== Input material
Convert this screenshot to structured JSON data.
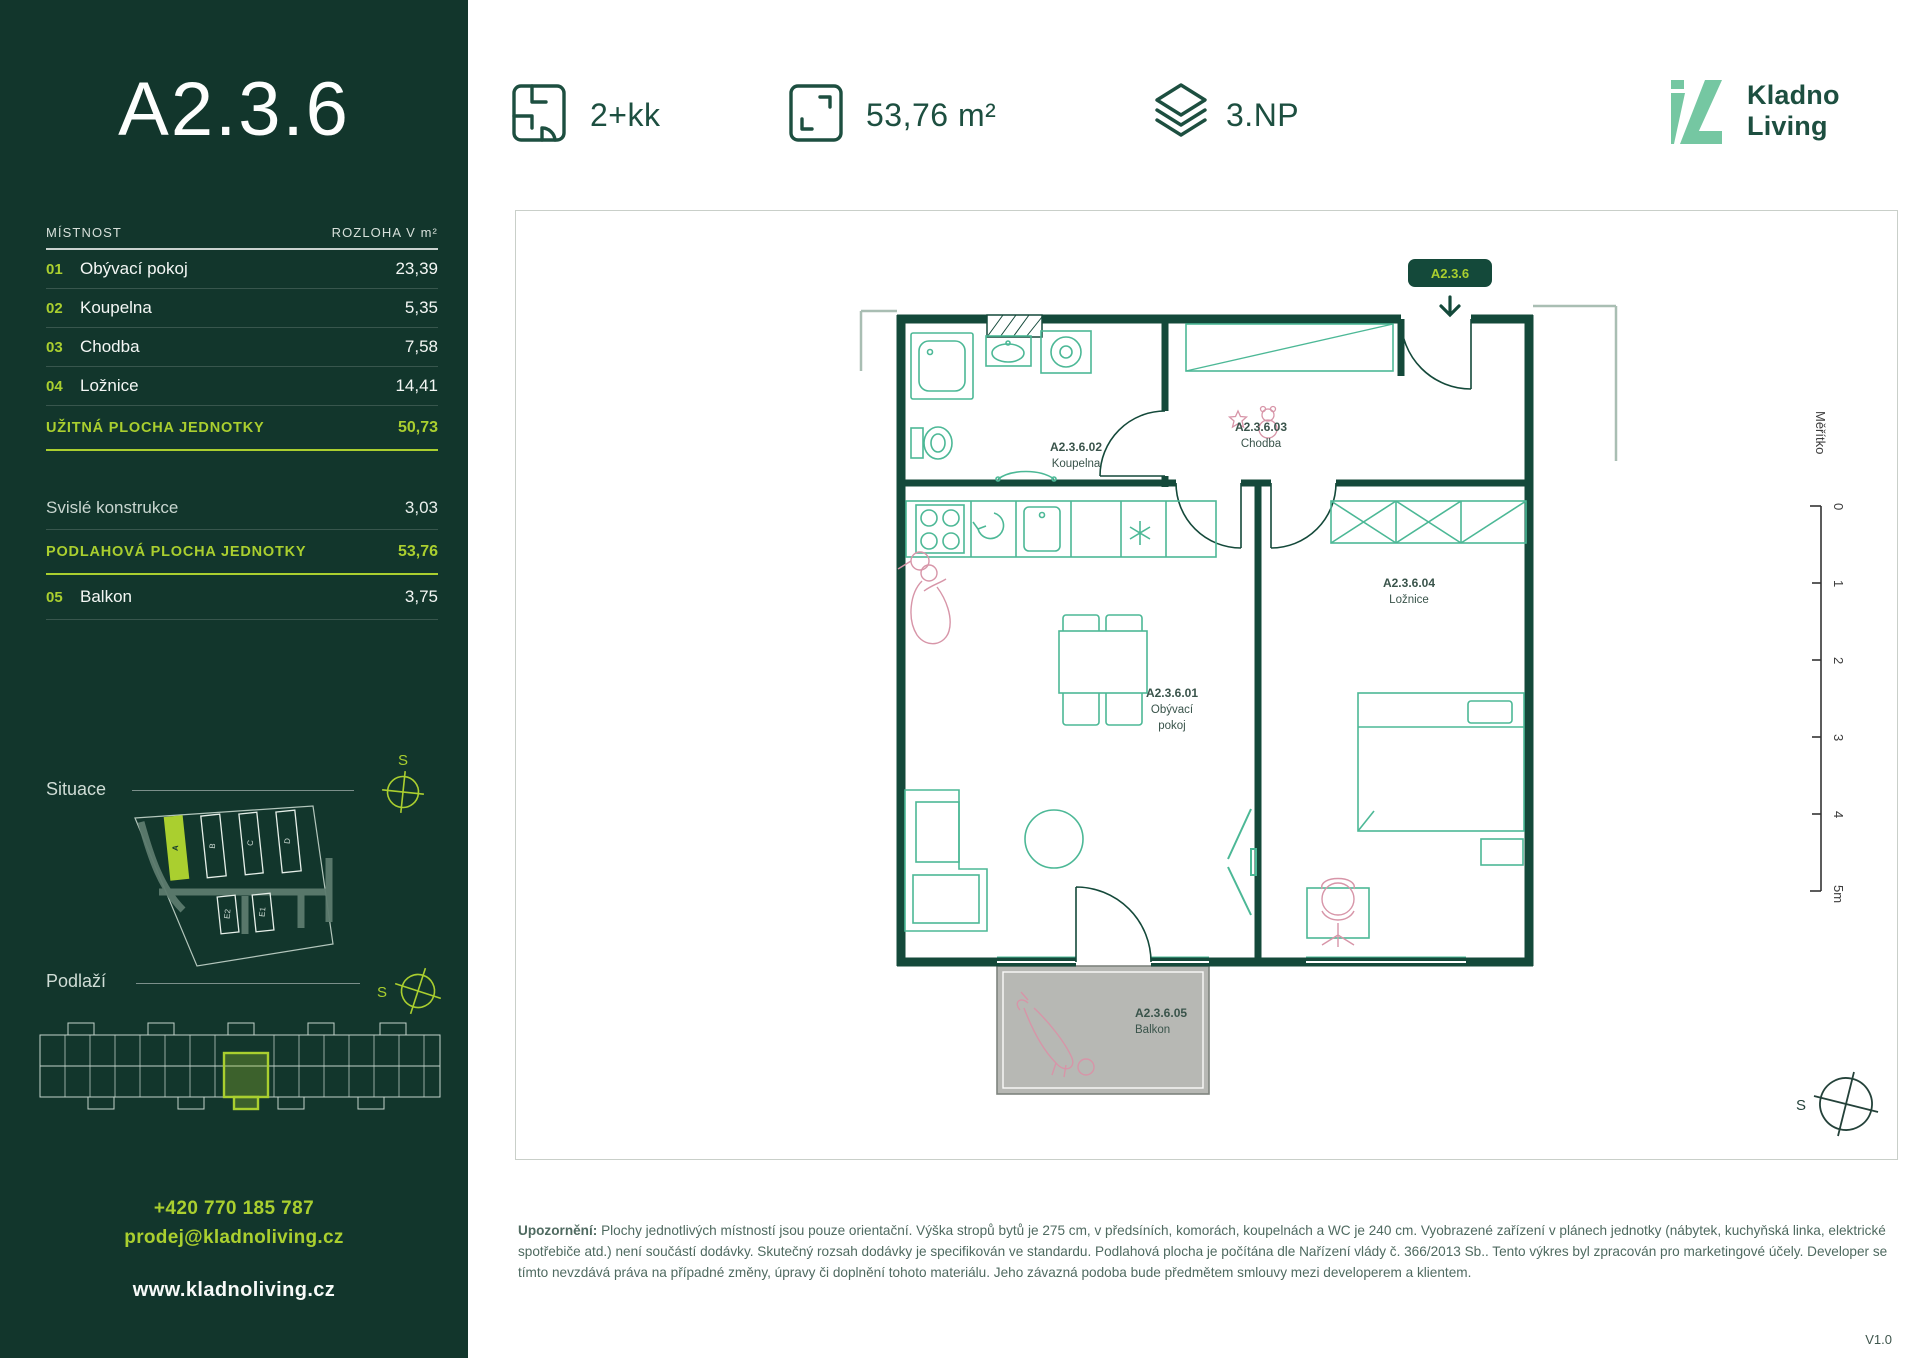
{
  "sidebar": {
    "unit_code": "A2.3.6",
    "table": {
      "col_room": "MÍSTNOST",
      "col_area": "ROZLOHA V m²",
      "rooms": [
        {
          "num": "01",
          "name": "Obývací pokoj",
          "area": "23,39"
        },
        {
          "num": "02",
          "name": "Koupelna",
          "area": "5,35"
        },
        {
          "num": "03",
          "name": "Chodba",
          "area": "7,58"
        },
        {
          "num": "04",
          "name": "Ložnice",
          "area": "14,41"
        }
      ],
      "usable": {
        "label": "UŽITNÁ PLOCHA JEDNOTKY",
        "value": "50,73"
      },
      "vertical": {
        "label": "Svislé konstrukce",
        "value": "3,03"
      },
      "floor_area": {
        "label": "PODLAHOVÁ PLOCHA JEDNOTKY",
        "value": "53,76"
      },
      "balcony": {
        "num": "05",
        "name": "Balkon",
        "area": "3,75"
      }
    },
    "situace_label": "Situace",
    "podlazi_label": "Podlaží",
    "compass_letter": "S",
    "site_buildings": {
      "a": "A",
      "b": "B",
      "c": "C",
      "d": "D",
      "e2": "E2",
      "e1": "E1"
    },
    "contact": {
      "phone": "+420 770 185 787",
      "email": "prodej@kladnoliving.cz",
      "web": "www.kladnoliving.cz"
    }
  },
  "header": {
    "layout": "2+kk",
    "area": "53,76 m²",
    "floor": "3.NP",
    "brand_line1": "Kladno",
    "brand_line2": "Living"
  },
  "plan": {
    "chip": "A2.3.6",
    "rooms": {
      "living": {
        "code": "A2.3.6.01",
        "name1": "Obývací",
        "name2": "pokoj"
      },
      "bath": {
        "code": "A2.3.6.02",
        "name": "Koupelna"
      },
      "hall": {
        "code": "A2.3.6.03",
        "name": "Chodba"
      },
      "bed": {
        "code": "A2.3.6.04",
        "name": "Ložnice"
      },
      "balcony": {
        "code": "A2.3.6.05",
        "name": "Balkon"
      }
    },
    "scale": {
      "label": "Měřítko",
      "ticks": [
        "0",
        "1",
        "2",
        "3",
        "4",
        "5m"
      ]
    },
    "compass_letter": "S"
  },
  "footer": {
    "disclaimer_label": "Upozornění:",
    "disclaimer_text": " Plochy jednotlivých místností jsou pouze orientační. Výška stropů bytů je 275 cm, v předsíních, komorách, koupelnách a WC je 240 cm. Vyobrazené zařízení v plánech jednotky (nábytek, kuchyňská linka, elektrické spotřebiče atd.) není součástí dodávky. Skutečný rozsah dodávky je specifikován ve standardu. Podlahová plocha je počítána dle Nařízení vlády č. 366/2013 Sb.. Tento výkres byl zpracován pro marketingové účely. Developer se tímto nevzdává práva na případné změny, úpravy či doplnění tohoto materiálu. Jeho závazná podoba bude předmětem smlouvy mezi developerem a klientem.",
    "version": "V1.0"
  },
  "colors": {
    "sidebar_bg": "#12362c",
    "accent_lime": "#aacf2f",
    "brand_green": "#1d4f40",
    "brand_mint": "#75c7a2",
    "wall_green": "#14493a",
    "furniture_teal": "#4cb896",
    "sketch_pink": "#d795a8",
    "balcony_gray": "#b7b8b4"
  }
}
====
Brief: The records above need to be restated word for word, with the pictures left out.

Output for this exercise:
Convert this screenshot to structured JSON data.
{
  "sidebar": {
    "unit_code": "A2.3.6",
    "table": {
      "col_room": "MÍSTNOST",
      "col_area": "ROZLOHA V m²",
      "rooms": [
        {
          "num": "01",
          "name": "Obývací pokoj",
          "area": "23,39"
        },
        {
          "num": "02",
          "name": "Koupelna",
          "area": "5,35"
        },
        {
          "num": "03",
          "name": "Chodba",
          "area": "7,58"
        },
        {
          "num": "04",
          "name": "Ložnice",
          "area": "14,41"
        }
      ],
      "usable": {
        "label": "UŽITNÁ PLOCHA JEDNOTKY",
        "value": "50,73"
      },
      "vertical": {
        "label": "Svislé konstrukce",
        "value": "3,03"
      },
      "floor_area": {
        "label": "PODLAHOVÁ PLOCHA JEDNOTKY",
        "value": "53,76"
      },
      "balcony": {
        "num": "05",
        "name": "Balkon",
        "area": "3,75"
      }
    },
    "situace_label": "Situace",
    "podlazi_label": "Podlaží",
    "compass_letter": "S",
    "site_buildings": {
      "a": "A",
      "b": "B",
      "c": "C",
      "d": "D",
      "e2": "E2",
      "e1": "E1"
    },
    "contact": {
      "phone": "+420 770 185 787",
      "email": "prodej@kladnoliving.cz",
      "web": "www.kladnoliving.cz"
    }
  },
  "header": {
    "layout": "2+kk",
    "area": "53,76 m²",
    "floor": "3.NP",
    "brand_line1": "Kladno",
    "brand_line2": "Living"
  },
  "plan": {
    "chip": "A2.3.6",
    "rooms": {
      "living": {
        "code": "A2.3.6.01",
        "name1": "Obývací",
        "name2": "pokoj"
      },
      "bath": {
        "code": "A2.3.6.02",
        "name": "Koupelna"
      },
      "hall": {
        "code": "A2.3.6.03",
        "name": "Chodba"
      },
      "bed": {
        "code": "A2.3.6.04",
        "name": "Ložnice"
      },
      "balcony": {
        "code": "A2.3.6.05",
        "name": "Balkon"
      }
    },
    "scale": {
      "label": "Měřítko",
      "ticks": [
        "0",
        "1",
        "2",
        "3",
        "4",
        "5m"
      ]
    },
    "compass_letter": "S"
  },
  "footer": {
    "disclaimer_label": "Upozornění:",
    "disclaimer_text": " Plochy jednotlivých místností jsou pouze orientační. Výška stropů bytů je 275 cm, v předsíních, komorách, koupelnách a WC je 240 cm. Vyobrazené zařízení v plánech jednotky (nábytek, kuchyňská linka, elektrické spotřebiče atd.) není součástí dodávky. Skutečný rozsah dodávky je specifikován ve standardu. Podlahová plocha je počítána dle Nařízení vlády č. 366/2013 Sb.. Tento výkres byl zpracován pro marketingové účely. Developer se tímto nevzdává práva na případné změny, úpravy či doplnění tohoto materiálu. Jeho závazná podoba bude předmětem smlouvy mezi developerem a klientem.",
    "version": "V1.0"
  },
  "colors": {
    "sidebar_bg": "#12362c",
    "accent_lime": "#aacf2f",
    "brand_green": "#1d4f40",
    "brand_mint": "#75c7a2",
    "wall_green": "#14493a",
    "furniture_teal": "#4cb896",
    "sketch_pink": "#d795a8",
    "balcony_gray": "#b7b8b4"
  }
}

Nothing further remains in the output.